▶ _Stated exercise_
Each line below should be retyped exactly, with no pictures.

━━━━━ Excerpted records ━━━━━

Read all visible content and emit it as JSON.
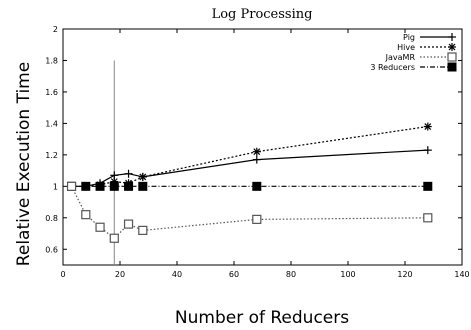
{
  "chart_data": {
    "type": "line",
    "title": "Log Processing",
    "xlabel": "Number of Reducers",
    "ylabel": "Relative Execution Time",
    "xlim": [
      0,
      140
    ],
    "ylim": [
      0.5,
      2
    ],
    "xticks": [
      0,
      20,
      40,
      60,
      80,
      100,
      120,
      140
    ],
    "yticks": [
      0.6,
      0.8,
      1,
      1.2,
      1.4,
      1.6,
      1.8,
      2
    ],
    "xtick_labels": [
      "0",
      "20",
      "40",
      "60",
      "80",
      "100",
      "120",
      "140"
    ],
    "ytick_labels": [
      "0.6",
      "0.8",
      "1",
      "1.2",
      "1.4",
      "1.6",
      "1.8",
      "2"
    ],
    "grid": false,
    "legend_position": "top-right",
    "vertical_marker_x": 18,
    "series": [
      {
        "name": "Pig",
        "marker": "plus",
        "line_style": "solid",
        "color": "#000000",
        "x": [
          3,
          8,
          13,
          18,
          23,
          28,
          68,
          128
        ],
        "y": [
          1.0,
          1.0,
          1.02,
          1.07,
          1.08,
          1.06,
          1.17,
          1.23
        ]
      },
      {
        "name": "Hive",
        "marker": "asterisk",
        "line_style": "dotted",
        "color": "#000000",
        "x": [
          3,
          8,
          13,
          18,
          23,
          28,
          68,
          128
        ],
        "y": [
          1.0,
          1.0,
          1.01,
          1.03,
          1.02,
          1.06,
          1.22,
          1.38
        ]
      },
      {
        "name": "JavaMR",
        "marker": "open-square",
        "line_style": "dotted-gray",
        "color": "#555555",
        "x": [
          3,
          8,
          13,
          18,
          23,
          28,
          68,
          128
        ],
        "y": [
          1.0,
          0.82,
          0.74,
          0.67,
          0.76,
          0.72,
          0.79,
          0.8
        ]
      },
      {
        "name": "3 Reducers",
        "marker": "filled-square",
        "line_style": "dash-dot",
        "color": "#000000",
        "x": [
          3,
          8,
          13,
          18,
          23,
          28,
          68,
          128
        ],
        "y": [
          1.0,
          1.0,
          1.0,
          1.0,
          1.0,
          1.0,
          1.0,
          1.0
        ]
      }
    ]
  }
}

━━━━━

▶ _Completed exercise_
Read all visible content and emit it as JSON.
{
  "chart_data": {
    "type": "line",
    "title": "Log Processing",
    "xlabel": "Number of Reducers",
    "ylabel": "Relative Execution Time",
    "xlim": [
      0,
      140
    ],
    "ylim": [
      0.5,
      2
    ],
    "xticks": [
      0,
      20,
      40,
      60,
      80,
      100,
      120,
      140
    ],
    "yticks": [
      0.6,
      0.8,
      1,
      1.2,
      1.4,
      1.6,
      1.8,
      2
    ],
    "xtick_labels": [
      "0",
      "20",
      "40",
      "60",
      "80",
      "100",
      "120",
      "140"
    ],
    "ytick_labels": [
      "0.6",
      "0.8",
      "1",
      "1.2",
      "1.4",
      "1.6",
      "1.8",
      "2"
    ],
    "grid": false,
    "legend_position": "top-right",
    "vertical_marker_x": 18,
    "series": [
      {
        "name": "Pig",
        "marker": "plus",
        "line_style": "solid",
        "color": "#000000",
        "x": [
          3,
          8,
          13,
          18,
          23,
          28,
          68,
          128
        ],
        "y": [
          1.0,
          1.0,
          1.02,
          1.07,
          1.08,
          1.06,
          1.17,
          1.23
        ]
      },
      {
        "name": "Hive",
        "marker": "asterisk",
        "line_style": "dotted",
        "color": "#000000",
        "x": [
          3,
          8,
          13,
          18,
          23,
          28,
          68,
          128
        ],
        "y": [
          1.0,
          1.0,
          1.01,
          1.03,
          1.02,
          1.06,
          1.22,
          1.38
        ]
      },
      {
        "name": "JavaMR",
        "marker": "open-square",
        "line_style": "dotted-gray",
        "color": "#555555",
        "x": [
          3,
          8,
          13,
          18,
          23,
          28,
          68,
          128
        ],
        "y": [
          1.0,
          0.82,
          0.74,
          0.67,
          0.76,
          0.72,
          0.79,
          0.8
        ]
      },
      {
        "name": "3 Reducers",
        "marker": "filled-square",
        "line_style": "dash-dot",
        "color": "#000000",
        "x": [
          3,
          8,
          13,
          18,
          23,
          28,
          68,
          128
        ],
        "y": [
          1.0,
          1.0,
          1.0,
          1.0,
          1.0,
          1.0,
          1.0,
          1.0
        ]
      }
    ]
  }
}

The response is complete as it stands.